--- begin Raw records ---

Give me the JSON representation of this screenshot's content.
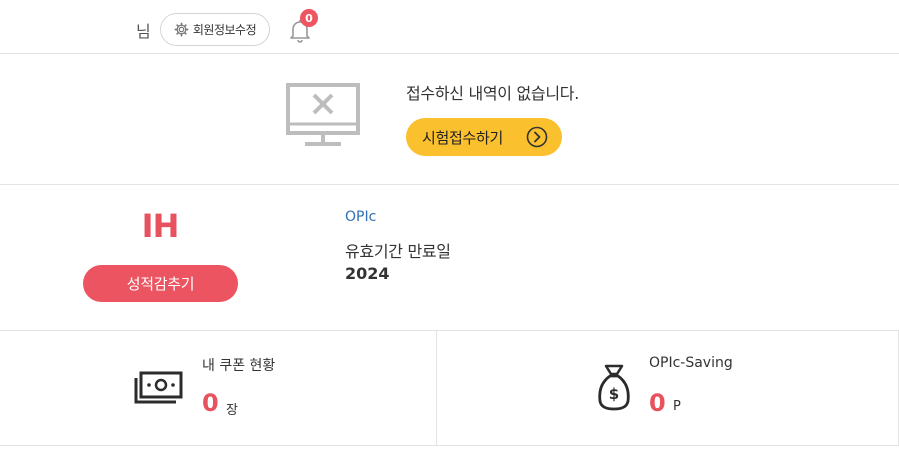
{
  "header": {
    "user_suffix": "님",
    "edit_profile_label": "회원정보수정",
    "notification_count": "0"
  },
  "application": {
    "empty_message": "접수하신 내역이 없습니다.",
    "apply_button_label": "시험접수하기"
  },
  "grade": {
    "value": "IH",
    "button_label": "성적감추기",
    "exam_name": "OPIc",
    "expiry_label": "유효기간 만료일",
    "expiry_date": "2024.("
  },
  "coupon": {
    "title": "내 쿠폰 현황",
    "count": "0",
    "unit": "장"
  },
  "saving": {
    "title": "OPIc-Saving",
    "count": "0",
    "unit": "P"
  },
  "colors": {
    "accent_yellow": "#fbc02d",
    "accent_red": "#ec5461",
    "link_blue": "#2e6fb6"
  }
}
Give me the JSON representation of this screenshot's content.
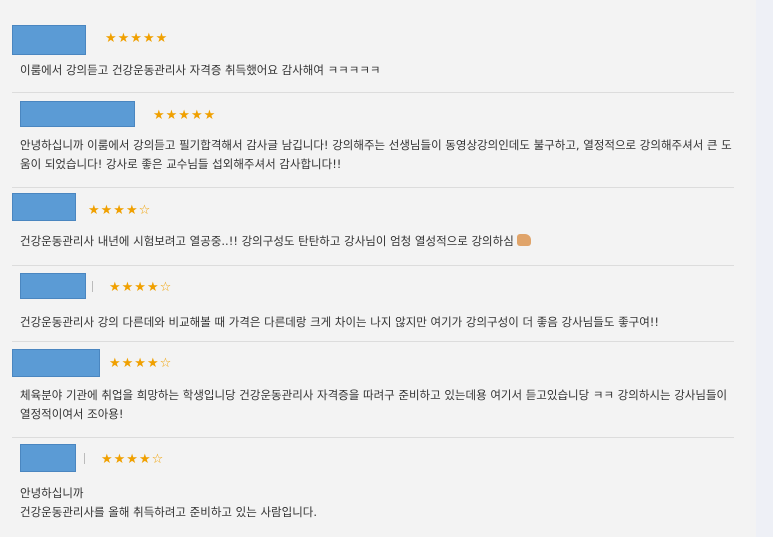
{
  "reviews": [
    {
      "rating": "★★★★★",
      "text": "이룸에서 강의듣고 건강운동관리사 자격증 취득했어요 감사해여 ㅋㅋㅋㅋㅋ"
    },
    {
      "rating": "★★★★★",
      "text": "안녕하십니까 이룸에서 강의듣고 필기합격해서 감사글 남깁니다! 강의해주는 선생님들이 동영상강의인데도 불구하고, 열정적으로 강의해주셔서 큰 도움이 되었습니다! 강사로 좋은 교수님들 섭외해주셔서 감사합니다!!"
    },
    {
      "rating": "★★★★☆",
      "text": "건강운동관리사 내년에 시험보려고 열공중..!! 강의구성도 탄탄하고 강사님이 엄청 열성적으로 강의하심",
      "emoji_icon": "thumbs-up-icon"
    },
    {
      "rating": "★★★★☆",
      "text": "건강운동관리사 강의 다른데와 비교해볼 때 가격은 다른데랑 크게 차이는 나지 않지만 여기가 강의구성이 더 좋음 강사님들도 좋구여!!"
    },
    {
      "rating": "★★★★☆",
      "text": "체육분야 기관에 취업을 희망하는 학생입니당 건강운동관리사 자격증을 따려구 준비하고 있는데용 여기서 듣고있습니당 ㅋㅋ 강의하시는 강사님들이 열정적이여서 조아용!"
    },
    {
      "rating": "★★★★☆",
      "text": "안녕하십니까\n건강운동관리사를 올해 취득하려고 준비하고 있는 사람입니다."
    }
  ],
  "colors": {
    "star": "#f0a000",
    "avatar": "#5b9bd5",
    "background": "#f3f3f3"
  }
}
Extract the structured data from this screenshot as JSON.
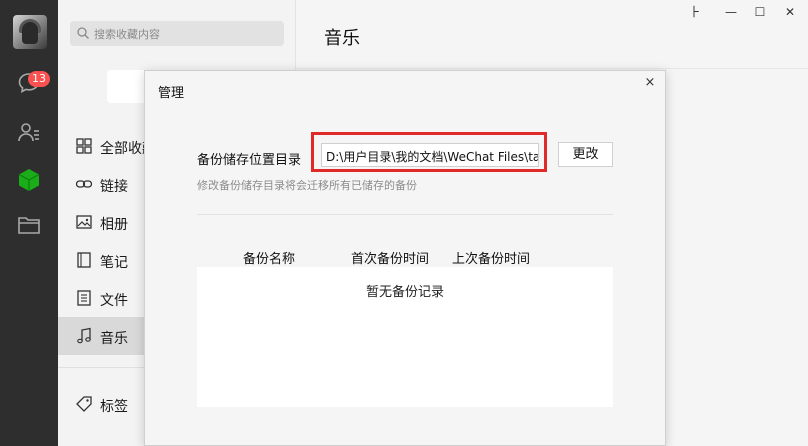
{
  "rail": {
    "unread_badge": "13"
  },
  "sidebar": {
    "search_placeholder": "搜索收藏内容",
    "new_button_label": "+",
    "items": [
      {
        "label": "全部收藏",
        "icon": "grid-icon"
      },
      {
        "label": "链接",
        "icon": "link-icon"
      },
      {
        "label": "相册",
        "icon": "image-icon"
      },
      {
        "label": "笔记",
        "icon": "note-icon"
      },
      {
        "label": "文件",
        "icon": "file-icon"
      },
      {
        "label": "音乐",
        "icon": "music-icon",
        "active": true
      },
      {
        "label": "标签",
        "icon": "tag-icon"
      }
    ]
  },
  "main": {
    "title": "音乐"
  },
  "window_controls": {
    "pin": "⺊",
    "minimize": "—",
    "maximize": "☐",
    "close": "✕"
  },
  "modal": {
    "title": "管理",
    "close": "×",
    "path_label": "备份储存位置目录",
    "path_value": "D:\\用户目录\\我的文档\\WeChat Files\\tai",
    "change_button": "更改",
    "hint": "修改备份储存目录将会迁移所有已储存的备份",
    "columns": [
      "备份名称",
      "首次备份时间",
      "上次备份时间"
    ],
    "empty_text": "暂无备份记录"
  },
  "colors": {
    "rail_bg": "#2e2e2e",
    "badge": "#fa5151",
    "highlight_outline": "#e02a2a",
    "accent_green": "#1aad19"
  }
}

--- end Raw records ---
--- begin Raw records ---

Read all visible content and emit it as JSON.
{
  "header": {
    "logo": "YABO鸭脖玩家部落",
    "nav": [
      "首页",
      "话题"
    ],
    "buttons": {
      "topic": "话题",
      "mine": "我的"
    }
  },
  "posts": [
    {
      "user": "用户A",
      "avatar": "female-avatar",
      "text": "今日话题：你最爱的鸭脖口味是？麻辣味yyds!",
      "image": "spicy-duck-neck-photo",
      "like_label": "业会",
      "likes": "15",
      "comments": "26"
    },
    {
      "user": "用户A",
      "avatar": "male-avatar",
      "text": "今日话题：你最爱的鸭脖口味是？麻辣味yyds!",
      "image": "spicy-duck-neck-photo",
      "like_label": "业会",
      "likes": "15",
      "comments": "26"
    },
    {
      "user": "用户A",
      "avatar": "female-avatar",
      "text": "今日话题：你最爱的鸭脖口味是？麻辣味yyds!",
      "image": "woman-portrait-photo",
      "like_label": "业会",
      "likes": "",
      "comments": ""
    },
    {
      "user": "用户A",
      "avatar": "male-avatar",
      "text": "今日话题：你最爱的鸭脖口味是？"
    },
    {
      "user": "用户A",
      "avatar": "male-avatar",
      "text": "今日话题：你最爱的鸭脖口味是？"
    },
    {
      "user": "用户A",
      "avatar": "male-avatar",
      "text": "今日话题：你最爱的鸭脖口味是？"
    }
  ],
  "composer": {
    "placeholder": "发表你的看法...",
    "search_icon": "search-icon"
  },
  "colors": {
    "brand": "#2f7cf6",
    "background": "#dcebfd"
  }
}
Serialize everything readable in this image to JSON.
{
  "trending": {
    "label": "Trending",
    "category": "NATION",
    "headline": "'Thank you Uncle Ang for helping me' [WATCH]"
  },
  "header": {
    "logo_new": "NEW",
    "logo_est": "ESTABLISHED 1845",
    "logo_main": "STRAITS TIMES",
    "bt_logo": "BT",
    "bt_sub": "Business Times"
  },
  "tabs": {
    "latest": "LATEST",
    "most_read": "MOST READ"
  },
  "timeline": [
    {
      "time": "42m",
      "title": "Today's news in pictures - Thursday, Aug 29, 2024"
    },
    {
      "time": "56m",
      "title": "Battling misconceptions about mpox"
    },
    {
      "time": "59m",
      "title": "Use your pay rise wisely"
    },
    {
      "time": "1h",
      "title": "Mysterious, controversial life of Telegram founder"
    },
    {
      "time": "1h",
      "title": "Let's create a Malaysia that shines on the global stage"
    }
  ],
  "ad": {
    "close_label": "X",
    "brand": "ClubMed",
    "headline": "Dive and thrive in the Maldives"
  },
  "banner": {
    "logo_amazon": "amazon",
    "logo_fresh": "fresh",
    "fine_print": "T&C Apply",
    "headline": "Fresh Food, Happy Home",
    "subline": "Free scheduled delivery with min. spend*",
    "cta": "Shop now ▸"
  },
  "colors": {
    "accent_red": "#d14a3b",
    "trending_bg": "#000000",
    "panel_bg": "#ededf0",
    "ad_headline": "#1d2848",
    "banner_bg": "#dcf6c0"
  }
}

--- end Raw records ---

» **Given task**
Pick out the lines that have the word "title". Copy them all.

» **Exercise solution**
    "title": "내 쿠폰 현황",
    "title": "OPIc-Saving",
    "title": "音乐"
    "title": "管理",
      "title": "Today's news in pictures - Thursday, Aug 29, 2024"
      "title": "Battling misconceptions about mpox"
      "title": "Use your pay rise wisely"
      "title": "Mysterious, controversial life of Telegram founder"
      "title": "Let's create a Malaysia that shines on the global stage"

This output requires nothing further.